◆ Exercise description ◆
Where the word "title" occurs in a line of the data, return the whole line.

================================

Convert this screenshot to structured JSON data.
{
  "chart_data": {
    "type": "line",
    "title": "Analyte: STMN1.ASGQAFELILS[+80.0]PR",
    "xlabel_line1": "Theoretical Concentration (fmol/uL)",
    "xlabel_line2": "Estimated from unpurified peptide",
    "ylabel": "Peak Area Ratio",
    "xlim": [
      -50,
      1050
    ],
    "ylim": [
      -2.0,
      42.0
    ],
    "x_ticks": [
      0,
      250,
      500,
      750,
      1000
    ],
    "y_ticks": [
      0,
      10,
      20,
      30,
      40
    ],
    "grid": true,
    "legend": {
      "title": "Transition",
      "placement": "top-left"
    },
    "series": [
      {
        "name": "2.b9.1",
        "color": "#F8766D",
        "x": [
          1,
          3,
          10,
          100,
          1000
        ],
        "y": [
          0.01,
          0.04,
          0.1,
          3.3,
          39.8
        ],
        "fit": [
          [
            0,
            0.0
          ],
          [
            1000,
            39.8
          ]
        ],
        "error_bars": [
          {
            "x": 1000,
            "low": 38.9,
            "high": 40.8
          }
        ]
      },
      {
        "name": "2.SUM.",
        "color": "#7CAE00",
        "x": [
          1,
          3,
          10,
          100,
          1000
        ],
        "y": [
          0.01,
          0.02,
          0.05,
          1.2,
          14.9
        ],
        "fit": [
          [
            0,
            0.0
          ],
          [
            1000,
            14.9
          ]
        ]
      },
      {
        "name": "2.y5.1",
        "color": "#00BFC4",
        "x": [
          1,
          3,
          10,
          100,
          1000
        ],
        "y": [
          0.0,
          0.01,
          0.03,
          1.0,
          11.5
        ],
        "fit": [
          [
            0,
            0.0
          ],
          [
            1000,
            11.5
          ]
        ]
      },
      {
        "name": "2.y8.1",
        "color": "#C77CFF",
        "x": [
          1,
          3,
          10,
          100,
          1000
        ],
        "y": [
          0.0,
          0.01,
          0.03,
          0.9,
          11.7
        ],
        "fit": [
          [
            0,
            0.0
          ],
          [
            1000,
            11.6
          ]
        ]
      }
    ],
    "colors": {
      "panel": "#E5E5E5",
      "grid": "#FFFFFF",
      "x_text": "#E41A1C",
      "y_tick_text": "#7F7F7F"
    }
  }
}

================================

◆ Expected output ◆
    "title": "Analyte: STMN1.ASGQAFELILS[+80.0]PR",
      "title": "Transition",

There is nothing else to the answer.